[begin Source extract]

Reputation: 355
Regex:
(\d+).*?((?:[a-z][a-z\s?]+)).*?((?:court|ct|street|st)).*?(UNT\s?[\d\w].*|#\s?[\d\w].*)/ig
Matching
119 testing str test court #123
119 testing stret test court # 123
119 testing strt ct UNT 123
119 testing st UNT dsff
123 testing blah ct
My current regex is capturing correctly on the first 4 entries. How can I make everything involving # and UNT optional so my final "123 testing blah ct" can have capturing groups too?
Upvotes: 1
Views: 318
Reputation:
You can't just make the ending optional, it won't match if it don't have to.
Have to induce it to continue.
That can be done with the EOL anchor $
.
Note that this part [a-z\s?]
is a class that matches a-z or whitespace or question mark literal.

[end Source extract]

- [Exercise A]
Could you reproduce the regex forum thread from "Reputation: 355" to "don't have to.", substituting "not required" for "optional"?
- [Exercise B]
Can you pick up the regex forum thread from where it stops and keep writing it?

[begin Extracted data]

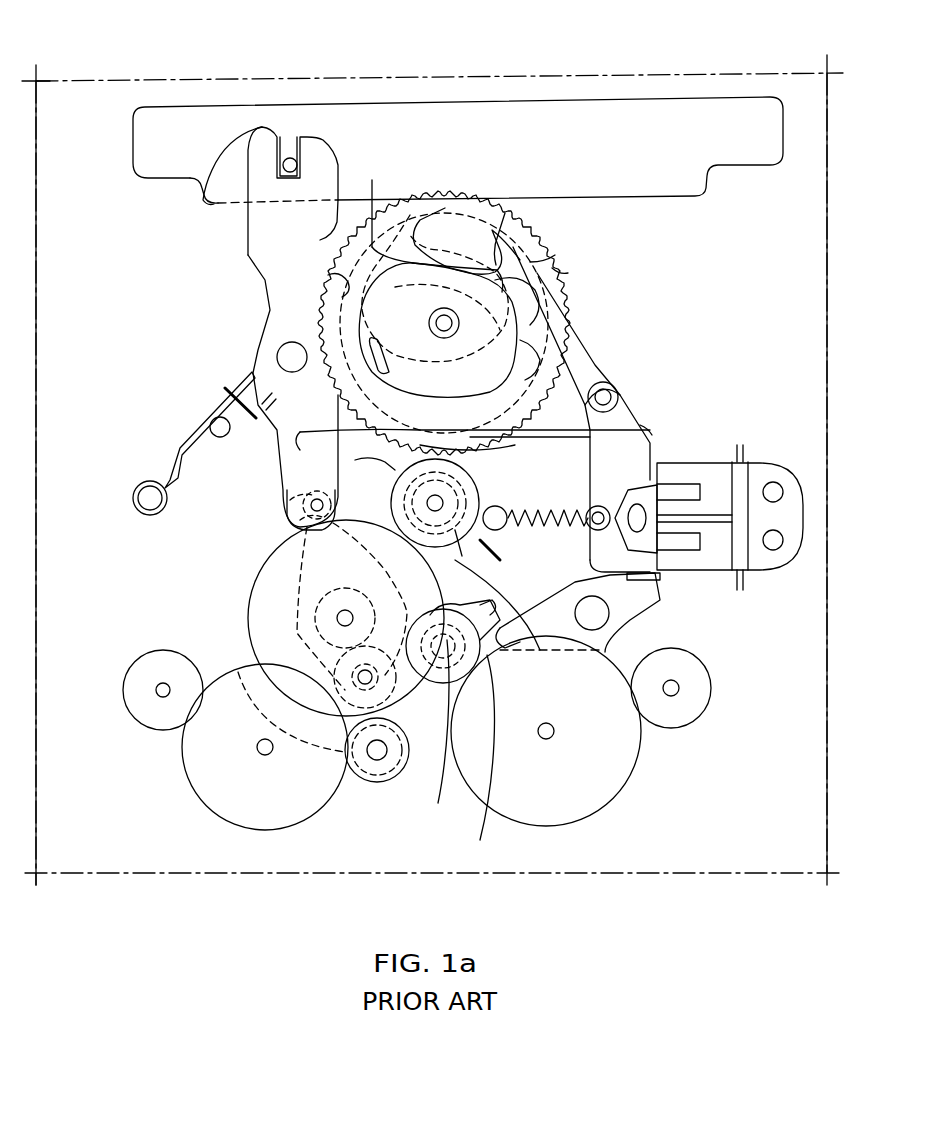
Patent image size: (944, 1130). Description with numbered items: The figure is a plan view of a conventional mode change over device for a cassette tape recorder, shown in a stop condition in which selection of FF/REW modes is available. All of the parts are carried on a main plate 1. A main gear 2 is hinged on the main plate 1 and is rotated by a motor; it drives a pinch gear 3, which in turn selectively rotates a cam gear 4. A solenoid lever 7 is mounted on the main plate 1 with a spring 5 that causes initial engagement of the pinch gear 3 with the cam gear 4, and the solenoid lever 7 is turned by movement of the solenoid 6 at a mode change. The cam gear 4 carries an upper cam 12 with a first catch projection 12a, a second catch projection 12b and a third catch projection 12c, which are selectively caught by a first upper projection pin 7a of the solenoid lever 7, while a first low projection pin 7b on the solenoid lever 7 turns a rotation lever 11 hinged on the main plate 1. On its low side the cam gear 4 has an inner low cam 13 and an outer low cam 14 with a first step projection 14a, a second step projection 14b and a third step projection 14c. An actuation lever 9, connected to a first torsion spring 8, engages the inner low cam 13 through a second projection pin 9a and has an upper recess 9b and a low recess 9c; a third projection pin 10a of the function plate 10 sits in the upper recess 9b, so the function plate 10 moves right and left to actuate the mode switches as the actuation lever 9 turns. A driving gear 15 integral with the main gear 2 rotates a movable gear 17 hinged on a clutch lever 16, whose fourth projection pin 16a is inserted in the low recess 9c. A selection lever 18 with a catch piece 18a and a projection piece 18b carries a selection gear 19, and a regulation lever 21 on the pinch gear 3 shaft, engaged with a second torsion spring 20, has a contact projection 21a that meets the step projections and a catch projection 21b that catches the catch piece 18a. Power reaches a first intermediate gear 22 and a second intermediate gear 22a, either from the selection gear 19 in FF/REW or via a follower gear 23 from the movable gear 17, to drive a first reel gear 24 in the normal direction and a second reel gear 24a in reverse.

The main plate 1 is at (815, 690).
The main gear 2 is at (262, 596).
The pinch gear 3 is at (480, 483).
The cam gear 4 is at (373, 203).
The spring 5 is at (585, 527).
The solenoid 6 is at (800, 505).
The solenoid lever 7 is at (625, 405).
The first upper projection pin 7a is at (545, 262).
The first low projection pin 7b is at (650, 578).
The first torsion spring 8 is at (185, 440).
The actuation lever 9 is at (260, 345).
The second projection pin 9a is at (330, 287).
The upper recess 9b is at (205, 193).
The low recess 9c is at (290, 500).
The function plate 10 is at (630, 105).
The third projection pin 10a is at (290, 158).
The rotation lever 11 is at (640, 605).
The upper cam 12 is at (467, 243).
The first catch projection 12a is at (500, 275).
The second catch projection 12b is at (370, 340).
The third catch projection 12c is at (535, 350).
The inner low cam 13 is at (408, 213).
The outer low cam 14 is at (505, 230).
The first step projection 14a is at (305, 432).
The second step projection 14b is at (640, 420).
The third step projection 14c is at (560, 272).
The driving gear 15 is at (325, 622).
The clutch lever 16 is at (310, 565).
The fourth projection pin 16a is at (300, 520).
The movable gear 17 is at (418, 757).
The selection lever 18 is at (453, 718).
The catch piece 18a is at (370, 487).
The projection piece 18b is at (493, 600).
The selection gear 19 is at (365, 775).
The second torsion spring 20 is at (502, 538).
The regulation lever 21 is at (453, 543).
The contact projection 21a is at (518, 453).
The catch projection 21b is at (380, 462).
The first intermediate gear 22 is at (612, 790).
The second intermediate gear 22a is at (200, 778).
The follower gear 23 is at (497, 713).
The first reel gear 24 is at (685, 718).
The second reel gear 24a is at (125, 690).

[end Extracted data]

- [Task answer A]
Reputation: 355
Regex:
(\d+).*?((?:[a-z][a-z\s?]+)).*?((?:court|ct|street|st)).*?(UNT\s?[\d\w].*|#\s?[\d\w].*)/ig
Matching
119 testing str test court #123
119 testing stret test court # 123
119 testing strt ct UNT 123
119 testing st UNT dsff
123 testing blah ct
My current regex is capturing correctly on the first 4 entries. How can I make everything involving # and UNT not required so my final "123 testing blah ct" can have capturing groups too?
Upvotes: 1
Views: 318
Reputation:
You can't just make the ending not required, it won't match if it don't have to.

- [Task answer B]
Not sure if that's what you meant.
(?im)(\d+).*?((?:[a-z](?:[a-z]|[^\S\r\n])+)).*?((?:court|ct|street|st)).*?((?:UNT|\#)[^\S\r\n]?\w.*)?$
Explained:
(?im) # Modifiers: ignore case, multi-line
( \d+ ) # (1)
.*?
( # (2 start)
(?:
[a-z]
(?: [a-z] | [^\S\r\n] )+
)
) # (2 end)
.*?
( # (3 start)
(?: court | ct | street | st )
) # (3 end)
.*?
( # (4 start)
(?: UNT | \# )
[^\S\r\n]? \w .*
)? # (4 end)
$ # End of line (or string)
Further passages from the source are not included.